WHAT IS NEEDED » Scan the data below for the string "uuid". Copy every line where it appears.

__________________________________________________

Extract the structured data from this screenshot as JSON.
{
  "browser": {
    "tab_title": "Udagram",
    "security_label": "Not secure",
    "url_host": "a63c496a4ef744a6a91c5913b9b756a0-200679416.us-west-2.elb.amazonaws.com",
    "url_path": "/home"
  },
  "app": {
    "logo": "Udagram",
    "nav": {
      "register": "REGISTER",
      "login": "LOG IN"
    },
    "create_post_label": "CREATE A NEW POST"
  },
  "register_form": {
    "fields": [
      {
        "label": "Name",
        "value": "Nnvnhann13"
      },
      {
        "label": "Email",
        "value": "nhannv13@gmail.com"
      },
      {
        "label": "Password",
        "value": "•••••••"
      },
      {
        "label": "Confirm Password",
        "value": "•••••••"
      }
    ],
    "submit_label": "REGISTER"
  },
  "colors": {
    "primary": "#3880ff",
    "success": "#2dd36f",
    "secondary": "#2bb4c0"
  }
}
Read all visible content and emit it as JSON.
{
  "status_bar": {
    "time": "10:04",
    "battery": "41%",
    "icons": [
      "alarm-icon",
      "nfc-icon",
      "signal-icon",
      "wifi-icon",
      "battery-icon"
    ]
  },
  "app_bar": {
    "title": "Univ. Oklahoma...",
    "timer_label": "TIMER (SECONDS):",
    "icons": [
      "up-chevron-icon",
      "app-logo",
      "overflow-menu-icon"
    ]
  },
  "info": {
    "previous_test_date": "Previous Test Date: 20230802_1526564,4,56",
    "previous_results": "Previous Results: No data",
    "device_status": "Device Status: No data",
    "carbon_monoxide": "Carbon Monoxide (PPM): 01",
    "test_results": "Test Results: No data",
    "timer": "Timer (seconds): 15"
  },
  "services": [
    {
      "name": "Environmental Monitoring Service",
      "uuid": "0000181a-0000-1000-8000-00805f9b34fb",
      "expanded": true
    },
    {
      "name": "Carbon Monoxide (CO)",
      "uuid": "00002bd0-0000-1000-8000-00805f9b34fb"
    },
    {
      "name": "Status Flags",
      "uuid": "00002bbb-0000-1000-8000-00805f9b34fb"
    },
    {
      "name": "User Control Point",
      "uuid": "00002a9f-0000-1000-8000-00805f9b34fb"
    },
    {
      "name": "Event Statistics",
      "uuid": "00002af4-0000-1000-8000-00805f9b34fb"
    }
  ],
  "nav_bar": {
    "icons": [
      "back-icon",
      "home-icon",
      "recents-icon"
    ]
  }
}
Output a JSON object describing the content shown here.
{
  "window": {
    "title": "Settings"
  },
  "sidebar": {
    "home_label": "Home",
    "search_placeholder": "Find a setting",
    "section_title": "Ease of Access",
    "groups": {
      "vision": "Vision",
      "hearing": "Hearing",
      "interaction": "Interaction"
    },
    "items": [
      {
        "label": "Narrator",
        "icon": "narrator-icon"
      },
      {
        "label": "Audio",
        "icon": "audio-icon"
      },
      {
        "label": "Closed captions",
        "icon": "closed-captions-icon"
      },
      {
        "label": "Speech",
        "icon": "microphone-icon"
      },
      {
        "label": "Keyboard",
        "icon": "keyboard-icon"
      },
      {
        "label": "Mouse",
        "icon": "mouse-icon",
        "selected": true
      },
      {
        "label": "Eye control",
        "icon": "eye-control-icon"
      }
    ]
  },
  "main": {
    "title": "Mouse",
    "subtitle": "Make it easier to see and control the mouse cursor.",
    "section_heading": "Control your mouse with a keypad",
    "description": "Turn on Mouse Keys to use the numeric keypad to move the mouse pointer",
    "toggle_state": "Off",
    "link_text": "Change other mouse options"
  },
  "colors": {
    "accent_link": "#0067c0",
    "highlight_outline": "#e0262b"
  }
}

__________________________________________________

SOLUTION »
      "uuid": "0000181a-0000-1000-8000-00805f9b34fb",
      "uuid": "00002bd0-0000-1000-8000-00805f9b34fb"
      "uuid": "00002bbb-0000-1000-8000-00805f9b34fb"
      "uuid": "00002a9f-0000-1000-8000-00805f9b34fb"
      "uuid": "00002af4-0000-1000-8000-00805f9b34fb"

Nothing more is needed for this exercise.